Work to be completed ▸
Repeat every record exactly, but keep images out of the copy.
— Start Exercise input —
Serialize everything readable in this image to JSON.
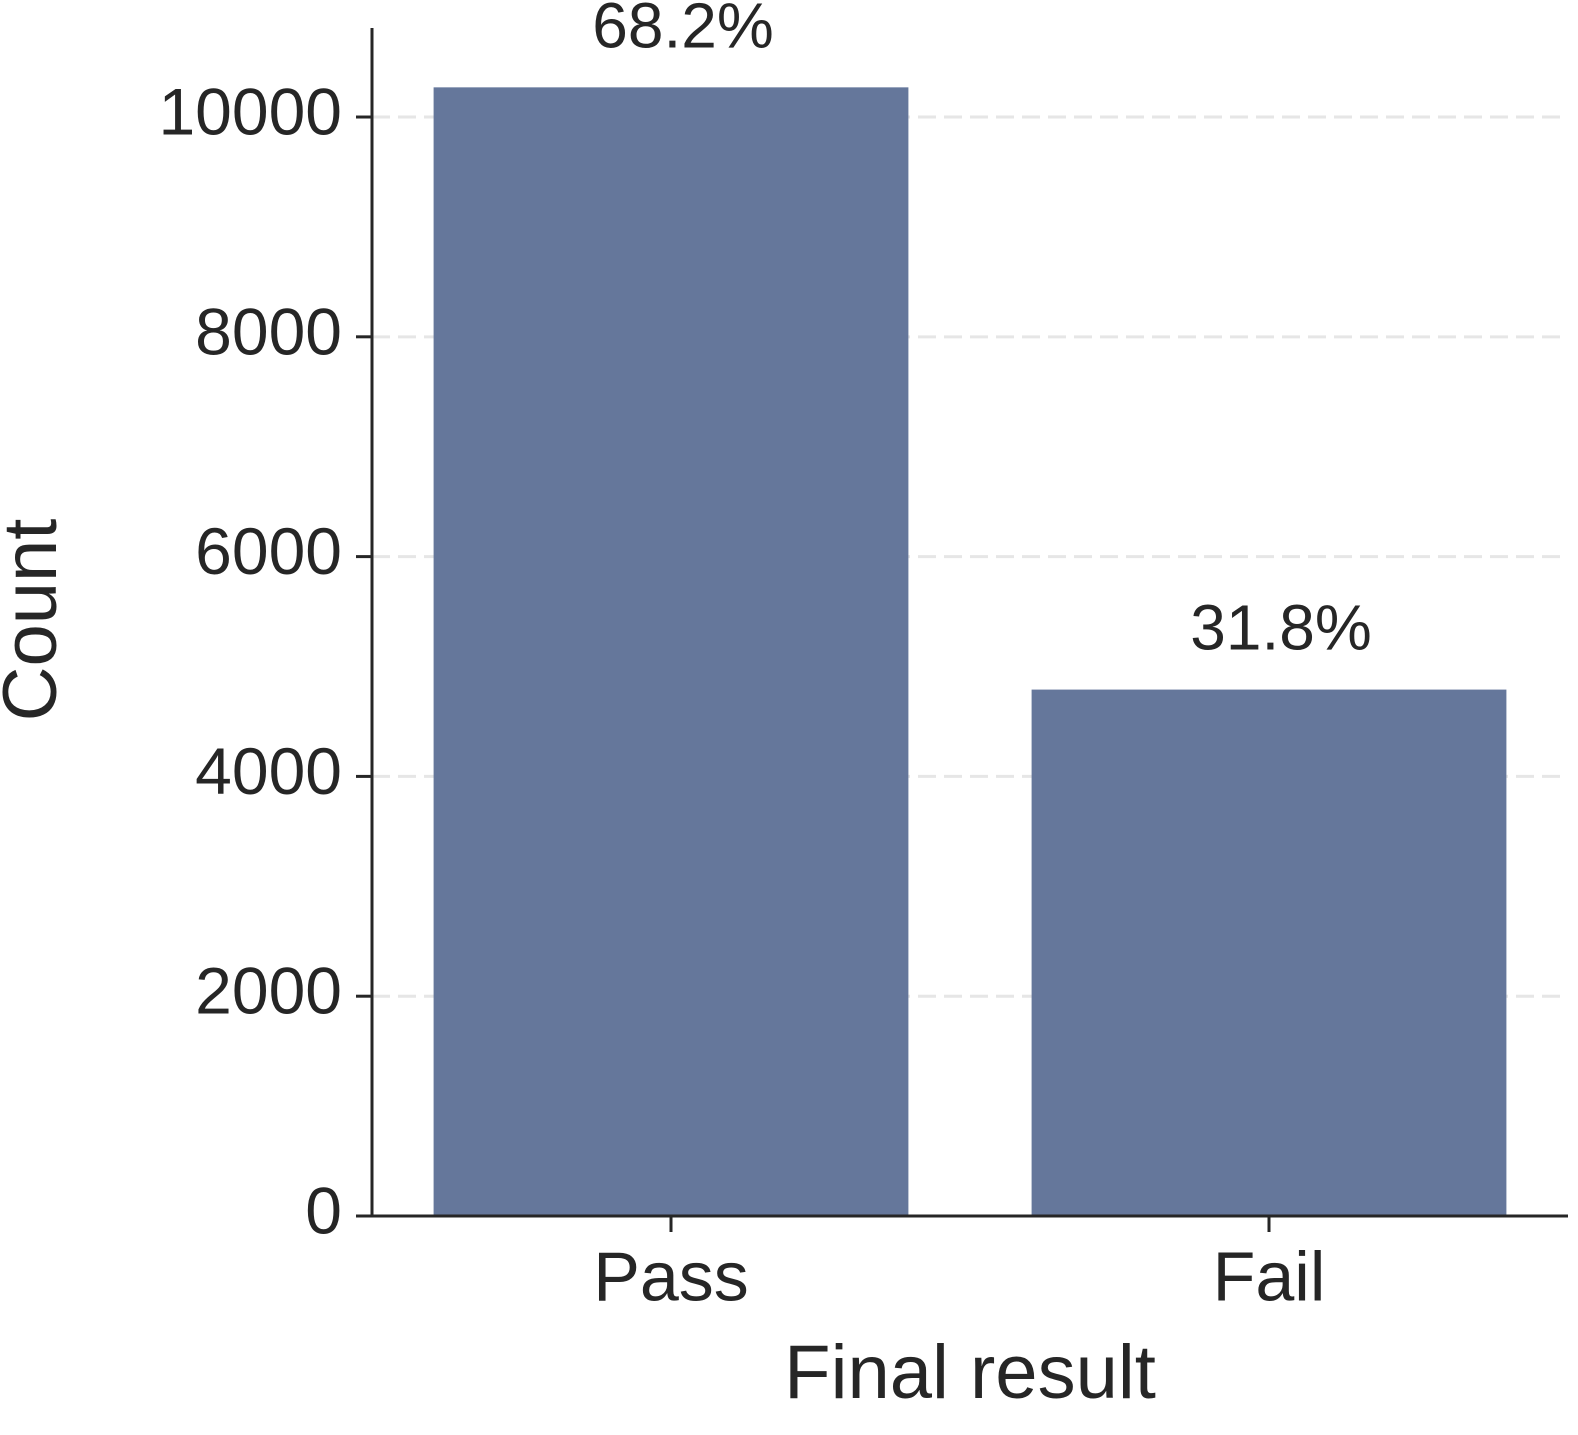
{
  "chart_data": {
    "type": "bar",
    "x_label": "Final result",
    "y_label": "Count",
    "categories": [
      "Pass",
      "Fail"
    ],
    "values": [
      10270,
      4790
    ],
    "data_labels": [
      {
        "value": 68.2,
        "label": "68.2%"
      },
      {
        "value": 31.8,
        "label": "31.8%"
      }
    ],
    "color": "#65779b",
    "ylim": [
      0,
      10810
    ],
    "yticks": [
      0,
      2000,
      4000,
      6000,
      8000,
      10000
    ],
    "grid": true
  }
}
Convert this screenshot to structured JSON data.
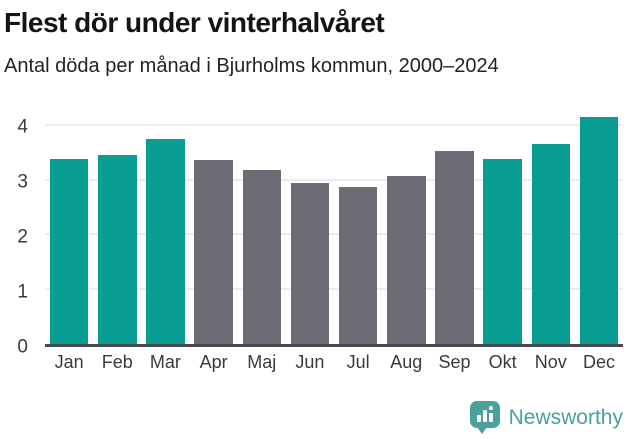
{
  "header": {
    "title": "Flest dör under vinterhalvåret",
    "subtitle": "Antal döda per månad i Bjurholms kommun, 2000–2024"
  },
  "footer": {
    "brand": "Newsworthy",
    "logo_icon": "bar-chart-speech-bubble-icon"
  },
  "colors": {
    "winter_bar_teal": "#089c92",
    "summer_bar_gray": "#6d6c74",
    "gridline": "#ececec",
    "axis_line": "#47474d",
    "axis_text": "#3a3a3a",
    "brand_teal": "#4aa19a"
  },
  "chart_data": {
    "type": "bar",
    "title": "Flest dör under vinterhalvåret",
    "subtitle": "Antal döda per månad i Bjurholms kommun, 2000–2024",
    "categories": [
      "Jan",
      "Feb",
      "Mar",
      "Apr",
      "Maj",
      "Jun",
      "Jul",
      "Aug",
      "Sep",
      "Okt",
      "Nov",
      "Dec"
    ],
    "values": [
      3.4,
      3.47,
      3.76,
      3.39,
      3.2,
      2.96,
      2.88,
      3.08,
      3.55,
      3.4,
      3.67,
      4.17
    ],
    "highlighted": [
      true,
      true,
      true,
      false,
      false,
      false,
      false,
      false,
      false,
      true,
      true,
      true
    ],
    "highlight_meaning": "winter half-year months shown in teal, summer months in gray",
    "xlabel": "",
    "ylabel": "",
    "yticks": [
      0,
      1,
      2,
      3,
      4
    ],
    "ylim": [
      0,
      4.3
    ],
    "grid": true,
    "legend": false
  }
}
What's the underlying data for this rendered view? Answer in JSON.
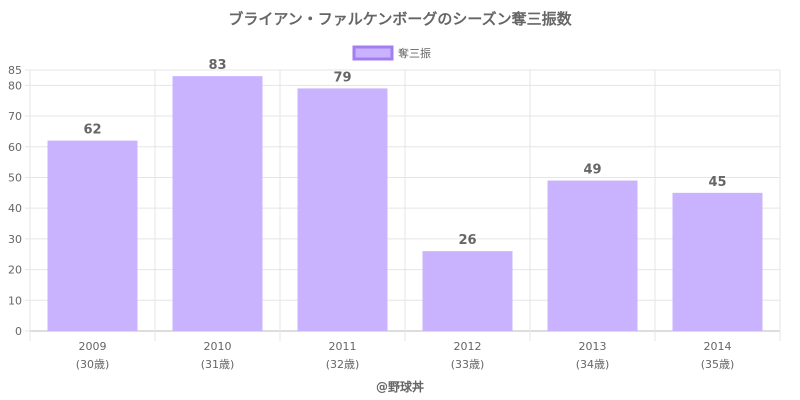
{
  "chart_data": {
    "type": "bar",
    "title": "ブライアン・ファルケンボーグのシーズン奪三振数",
    "categories": [
      "2009",
      "2010",
      "2011",
      "2012",
      "2013",
      "2014"
    ],
    "sub_labels": [
      "(30歳)",
      "(31歳)",
      "(32歳)",
      "(33歳)",
      "(34歳)",
      "(35歳)"
    ],
    "series": [
      {
        "name": "奪三振",
        "values": [
          62,
          83,
          79,
          26,
          49,
          45
        ]
      }
    ],
    "ylim": [
      0,
      85
    ],
    "yticks": [
      0,
      10,
      20,
      30,
      40,
      50,
      60,
      70,
      80,
      85
    ],
    "grid": true,
    "legend": "top-center",
    "bar_color": "#c9b3ff",
    "bar_border_color": "#a27ef2",
    "footer": "@野球丼"
  }
}
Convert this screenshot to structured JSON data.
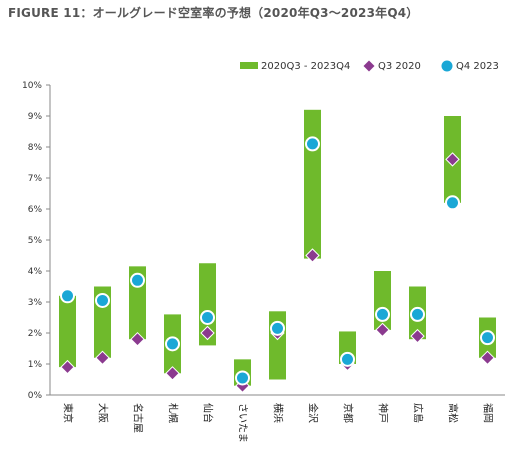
{
  "figure": {
    "title": "FIGURE 11：オールグレード空室率の予想（2020年Q3～2023年Q4）"
  },
  "colors": {
    "range_bar": "#6fba2c",
    "q3_2020": "#8b3a8f",
    "q4_2023": "#1aa7d6",
    "axis": "#888888"
  },
  "chart_data": {
    "type": "bar",
    "title": "",
    "xlabel": "",
    "ylabel": "",
    "ylim": [
      0,
      10
    ],
    "ytick_labels": [
      "0%",
      "1%",
      "2%",
      "3%",
      "4%",
      "5%",
      "6%",
      "7%",
      "8%",
      "9%",
      "10%"
    ],
    "grid": false,
    "legend_position": "top-right",
    "categories": [
      "東京",
      "大阪",
      "名古屋",
      "札幌",
      "仙台",
      "さいたま",
      "横浜",
      "金沢",
      "京都",
      "神戸",
      "広島",
      "高松",
      "福岡"
    ],
    "series": [
      {
        "name": "2020Q3 - 2023Q4",
        "kind": "range",
        "low": [
          0.9,
          1.2,
          1.8,
          0.7,
          1.6,
          0.3,
          0.5,
          4.4,
          1.0,
          2.1,
          1.8,
          6.2,
          1.2
        ],
        "high": [
          3.2,
          3.5,
          4.15,
          2.6,
          4.25,
          1.15,
          2.7,
          9.2,
          2.05,
          4.0,
          3.5,
          9.0,
          2.5
        ]
      },
      {
        "name": "Q3 2020",
        "kind": "point",
        "marker": "diamond",
        "values": [
          0.9,
          1.2,
          1.8,
          0.7,
          2.0,
          0.3,
          2.0,
          4.5,
          1.0,
          2.1,
          1.9,
          7.6,
          1.2
        ]
      },
      {
        "name": "Q4 2023",
        "kind": "point",
        "marker": "circle",
        "values": [
          3.2,
          3.05,
          3.7,
          1.65,
          2.5,
          0.55,
          2.15,
          8.1,
          1.15,
          2.6,
          2.6,
          6.2,
          1.85
        ]
      }
    ]
  }
}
— End Exercise input —
Exercise solution ▸
Serialize everything readable in this image to JSON.
{
  "chart_data": {
    "type": "bar",
    "x_label": "Final result",
    "y_label": "Count",
    "categories": [
      "Pass",
      "Fail"
    ],
    "values": [
      10270,
      4790
    ],
    "data_labels": [
      {
        "value": 68.2,
        "label": "68.2%"
      },
      {
        "value": 31.8,
        "label": "31.8%"
      }
    ],
    "color": "#65779b",
    "ylim": [
      0,
      10810
    ],
    "yticks": [
      0,
      2000,
      4000,
      6000,
      8000,
      10000
    ],
    "grid": true
  }
}
Convert this screenshot to structured JSON data.
{
  "header": {
    "title": "Flest dör under vinterhalvåret",
    "subtitle": "Antal döda per månad i Bjurholms kommun, 2000–2024"
  },
  "footer": {
    "brand": "Newsworthy",
    "logo_icon": "bar-chart-speech-bubble-icon"
  },
  "colors": {
    "winter_bar_teal": "#089c92",
    "summer_bar_gray": "#6d6c74",
    "gridline": "#ececec",
    "axis_line": "#47474d",
    "axis_text": "#3a3a3a",
    "brand_teal": "#4aa19a"
  },
  "chart_data": {
    "type": "bar",
    "title": "Flest dör under vinterhalvåret",
    "subtitle": "Antal döda per månad i Bjurholms kommun, 2000–2024",
    "categories": [
      "Jan",
      "Feb",
      "Mar",
      "Apr",
      "Maj",
      "Jun",
      "Jul",
      "Aug",
      "Sep",
      "Okt",
      "Nov",
      "Dec"
    ],
    "values": [
      3.4,
      3.47,
      3.76,
      3.39,
      3.2,
      2.96,
      2.88,
      3.08,
      3.55,
      3.4,
      3.67,
      4.17
    ],
    "highlighted": [
      true,
      true,
      true,
      false,
      false,
      false,
      false,
      false,
      false,
      true,
      true,
      true
    ],
    "highlight_meaning": "winter half-year months shown in teal, summer months in gray",
    "xlabel": "",
    "ylabel": "",
    "yticks": [
      0,
      1,
      2,
      3,
      4
    ],
    "ylim": [
      0,
      4.3
    ],
    "grid": true,
    "legend": false
  }
}
What's the underlying data for this rendered view? Answer in JSON.
{
  "chart_data": {
    "type": "bar",
    "title": "ブライアン・ファルケンボーグのシーズン奪三振数",
    "categories": [
      "2009",
      "2010",
      "2011",
      "2012",
      "2013",
      "2014"
    ],
    "sub_labels": [
      "(30歳)",
      "(31歳)",
      "(32歳)",
      "(33歳)",
      "(34歳)",
      "(35歳)"
    ],
    "series": [
      {
        "name": "奪三振",
        "values": [
          62,
          83,
          79,
          26,
          49,
          45
        ]
      }
    ],
    "ylim": [
      0,
      85
    ],
    "yticks": [
      0,
      10,
      20,
      30,
      40,
      50,
      60,
      70,
      80,
      85
    ],
    "grid": true,
    "legend": "top-center",
    "bar_color": "#c9b3ff",
    "bar_border_color": "#a27ef2",
    "footer": "@野球丼"
  }
}
Convert this screenshot to structured JSON data.
{
  "figure": {
    "title": "FIGURE 11：オールグレード空室率の予想（2020年Q3～2023年Q4）"
  },
  "colors": {
    "range_bar": "#6fba2c",
    "q3_2020": "#8b3a8f",
    "q4_2023": "#1aa7d6",
    "axis": "#888888"
  },
  "chart_data": {
    "type": "bar",
    "title": "",
    "xlabel": "",
    "ylabel": "",
    "ylim": [
      0,
      10
    ],
    "ytick_labels": [
      "0%",
      "1%",
      "2%",
      "3%",
      "4%",
      "5%",
      "6%",
      "7%",
      "8%",
      "9%",
      "10%"
    ],
    "grid": false,
    "legend_position": "top-right",
    "categories": [
      "東京",
      "大阪",
      "名古屋",
      "札幌",
      "仙台",
      "さいたま",
      "横浜",
      "金沢",
      "京都",
      "神戸",
      "広島",
      "高松",
      "福岡"
    ],
    "series": [
      {
        "name": "2020Q3 - 2023Q4",
        "kind": "range",
        "low": [
          0.9,
          1.2,
          1.8,
          0.7,
          1.6,
          0.3,
          0.5,
          4.4,
          1.0,
          2.1,
          1.8,
          6.2,
          1.2
        ],
        "high": [
          3.2,
          3.5,
          4.15,
          2.6,
          4.25,
          1.15,
          2.7,
          9.2,
          2.05,
          4.0,
          3.5,
          9.0,
          2.5
        ]
      },
      {
        "name": "Q3 2020",
        "kind": "point",
        "marker": "diamond",
        "values": [
          0.9,
          1.2,
          1.8,
          0.7,
          2.0,
          0.3,
          2.0,
          4.5,
          1.0,
          2.1,
          1.9,
          7.6,
          1.2
        ]
      },
      {
        "name": "Q4 2023",
        "kind": "point",
        "marker": "circle",
        "values": [
          3.2,
          3.05,
          3.7,
          1.65,
          2.5,
          0.55,
          2.15,
          8.1,
          1.15,
          2.6,
          2.6,
          6.2,
          1.85
        ]
      }
    ]
  }
}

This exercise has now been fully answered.